SHORT PROBLEM:
Take each line containing "JSON" and report it exactly as written.

## begin DATA TO PROCESS

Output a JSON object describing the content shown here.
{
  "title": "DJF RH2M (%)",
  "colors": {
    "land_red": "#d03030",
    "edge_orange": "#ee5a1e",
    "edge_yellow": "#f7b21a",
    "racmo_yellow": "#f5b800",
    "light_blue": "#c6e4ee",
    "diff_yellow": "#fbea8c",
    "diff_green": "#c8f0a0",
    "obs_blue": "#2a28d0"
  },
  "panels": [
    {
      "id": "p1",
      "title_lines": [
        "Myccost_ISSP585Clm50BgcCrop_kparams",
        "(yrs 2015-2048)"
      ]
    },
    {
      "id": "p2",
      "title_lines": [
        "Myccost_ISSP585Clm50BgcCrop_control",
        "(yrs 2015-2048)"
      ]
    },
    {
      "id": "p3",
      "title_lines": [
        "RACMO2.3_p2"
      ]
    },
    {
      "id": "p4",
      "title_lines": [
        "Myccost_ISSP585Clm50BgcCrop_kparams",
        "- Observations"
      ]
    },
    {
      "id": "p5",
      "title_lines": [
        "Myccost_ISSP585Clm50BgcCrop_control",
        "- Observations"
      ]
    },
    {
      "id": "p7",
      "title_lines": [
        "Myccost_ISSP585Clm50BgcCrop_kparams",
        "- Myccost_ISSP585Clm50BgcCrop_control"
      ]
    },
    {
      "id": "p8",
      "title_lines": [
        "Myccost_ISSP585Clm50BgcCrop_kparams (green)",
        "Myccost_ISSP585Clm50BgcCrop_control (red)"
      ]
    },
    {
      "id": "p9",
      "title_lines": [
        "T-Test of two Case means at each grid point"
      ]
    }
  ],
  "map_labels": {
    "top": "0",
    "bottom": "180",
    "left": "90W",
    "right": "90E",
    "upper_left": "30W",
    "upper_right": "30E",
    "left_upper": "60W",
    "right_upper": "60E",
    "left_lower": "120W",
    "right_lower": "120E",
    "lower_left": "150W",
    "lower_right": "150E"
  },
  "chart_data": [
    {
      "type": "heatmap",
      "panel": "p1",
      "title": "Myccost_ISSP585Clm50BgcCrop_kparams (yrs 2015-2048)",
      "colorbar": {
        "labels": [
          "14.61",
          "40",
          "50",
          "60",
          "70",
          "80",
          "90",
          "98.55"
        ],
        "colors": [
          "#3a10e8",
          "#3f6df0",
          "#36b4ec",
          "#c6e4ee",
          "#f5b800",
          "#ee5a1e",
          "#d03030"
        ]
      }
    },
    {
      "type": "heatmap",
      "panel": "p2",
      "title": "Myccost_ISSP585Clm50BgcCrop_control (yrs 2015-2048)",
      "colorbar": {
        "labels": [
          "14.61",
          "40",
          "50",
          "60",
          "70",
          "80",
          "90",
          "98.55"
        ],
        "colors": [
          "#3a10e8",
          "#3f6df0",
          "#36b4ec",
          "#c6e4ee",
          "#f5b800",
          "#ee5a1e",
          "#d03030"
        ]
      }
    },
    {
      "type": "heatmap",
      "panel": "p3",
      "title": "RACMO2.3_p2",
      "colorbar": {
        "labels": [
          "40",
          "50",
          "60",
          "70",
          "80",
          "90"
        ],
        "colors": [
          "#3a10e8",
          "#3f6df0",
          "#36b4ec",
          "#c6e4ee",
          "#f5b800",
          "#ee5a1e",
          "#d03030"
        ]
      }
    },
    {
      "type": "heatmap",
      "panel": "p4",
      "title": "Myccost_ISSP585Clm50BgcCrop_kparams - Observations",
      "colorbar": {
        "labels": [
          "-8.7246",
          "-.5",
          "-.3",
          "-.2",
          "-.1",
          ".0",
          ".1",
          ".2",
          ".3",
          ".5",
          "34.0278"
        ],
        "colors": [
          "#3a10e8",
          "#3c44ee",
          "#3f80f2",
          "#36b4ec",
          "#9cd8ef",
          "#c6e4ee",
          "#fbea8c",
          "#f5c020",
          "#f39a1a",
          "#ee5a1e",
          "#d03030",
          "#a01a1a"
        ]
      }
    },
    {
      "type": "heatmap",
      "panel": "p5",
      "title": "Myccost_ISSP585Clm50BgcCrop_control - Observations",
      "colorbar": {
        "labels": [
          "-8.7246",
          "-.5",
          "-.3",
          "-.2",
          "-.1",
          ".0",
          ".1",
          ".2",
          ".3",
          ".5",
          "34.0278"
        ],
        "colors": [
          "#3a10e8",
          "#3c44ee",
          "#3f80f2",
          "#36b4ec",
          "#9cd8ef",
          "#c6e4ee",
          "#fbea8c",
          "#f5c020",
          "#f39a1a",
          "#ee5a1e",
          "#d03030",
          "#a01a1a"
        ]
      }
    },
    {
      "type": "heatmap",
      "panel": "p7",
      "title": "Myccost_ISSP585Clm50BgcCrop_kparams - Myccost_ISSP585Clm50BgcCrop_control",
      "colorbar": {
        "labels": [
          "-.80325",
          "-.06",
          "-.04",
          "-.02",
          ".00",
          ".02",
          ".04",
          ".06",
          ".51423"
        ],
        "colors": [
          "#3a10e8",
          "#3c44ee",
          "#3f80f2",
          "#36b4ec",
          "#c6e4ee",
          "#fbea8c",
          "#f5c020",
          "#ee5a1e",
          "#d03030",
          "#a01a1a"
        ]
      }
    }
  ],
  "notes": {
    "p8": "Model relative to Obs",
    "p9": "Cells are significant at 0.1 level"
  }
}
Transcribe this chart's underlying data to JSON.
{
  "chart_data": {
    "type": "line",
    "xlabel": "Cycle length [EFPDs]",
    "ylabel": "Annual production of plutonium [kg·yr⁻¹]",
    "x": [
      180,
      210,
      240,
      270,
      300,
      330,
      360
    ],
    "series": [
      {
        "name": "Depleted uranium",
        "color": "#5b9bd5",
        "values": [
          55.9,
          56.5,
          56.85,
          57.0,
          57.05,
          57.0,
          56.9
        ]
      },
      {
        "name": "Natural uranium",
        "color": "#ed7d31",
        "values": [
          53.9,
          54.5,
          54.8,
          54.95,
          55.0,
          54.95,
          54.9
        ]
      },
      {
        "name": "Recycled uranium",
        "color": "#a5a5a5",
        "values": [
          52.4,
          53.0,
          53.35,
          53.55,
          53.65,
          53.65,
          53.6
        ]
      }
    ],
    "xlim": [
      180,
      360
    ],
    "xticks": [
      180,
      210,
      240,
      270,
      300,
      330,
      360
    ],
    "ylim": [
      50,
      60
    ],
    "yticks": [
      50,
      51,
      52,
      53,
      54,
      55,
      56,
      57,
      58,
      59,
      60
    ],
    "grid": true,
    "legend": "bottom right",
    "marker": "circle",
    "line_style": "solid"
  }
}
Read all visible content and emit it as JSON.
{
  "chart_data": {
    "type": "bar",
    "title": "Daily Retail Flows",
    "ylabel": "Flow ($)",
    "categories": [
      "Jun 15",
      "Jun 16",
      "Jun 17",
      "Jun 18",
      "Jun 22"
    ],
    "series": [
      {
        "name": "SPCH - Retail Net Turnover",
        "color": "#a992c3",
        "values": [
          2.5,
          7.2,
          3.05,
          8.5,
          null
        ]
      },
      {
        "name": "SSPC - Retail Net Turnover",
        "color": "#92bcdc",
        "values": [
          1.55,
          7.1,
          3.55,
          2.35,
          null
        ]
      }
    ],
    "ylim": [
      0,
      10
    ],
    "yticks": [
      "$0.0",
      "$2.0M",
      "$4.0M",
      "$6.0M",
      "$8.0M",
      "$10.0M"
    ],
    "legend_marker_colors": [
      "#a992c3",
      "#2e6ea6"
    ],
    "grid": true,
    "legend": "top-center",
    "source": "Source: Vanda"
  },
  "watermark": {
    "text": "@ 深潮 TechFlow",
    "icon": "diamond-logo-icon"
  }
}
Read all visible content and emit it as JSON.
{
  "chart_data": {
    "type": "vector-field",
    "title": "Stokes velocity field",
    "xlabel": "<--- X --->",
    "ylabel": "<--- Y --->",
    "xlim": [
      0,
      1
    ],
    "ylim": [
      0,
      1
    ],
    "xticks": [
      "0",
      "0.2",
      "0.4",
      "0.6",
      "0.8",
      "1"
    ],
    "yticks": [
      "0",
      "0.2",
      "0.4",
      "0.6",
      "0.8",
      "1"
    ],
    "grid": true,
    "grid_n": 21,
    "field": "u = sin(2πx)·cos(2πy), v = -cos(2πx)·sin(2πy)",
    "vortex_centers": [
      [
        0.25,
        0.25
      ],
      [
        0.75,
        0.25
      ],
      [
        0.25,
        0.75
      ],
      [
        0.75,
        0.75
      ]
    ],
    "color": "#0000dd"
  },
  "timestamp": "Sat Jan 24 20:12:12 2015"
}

## end DATA TO PROCESS

TASK RESULT:
Output a JSON object describing the content shown here.
Transcribe this chart's underlying data to JSON.
Read all visible content and emit it as JSON.
Read all visible content and emit it as JSON.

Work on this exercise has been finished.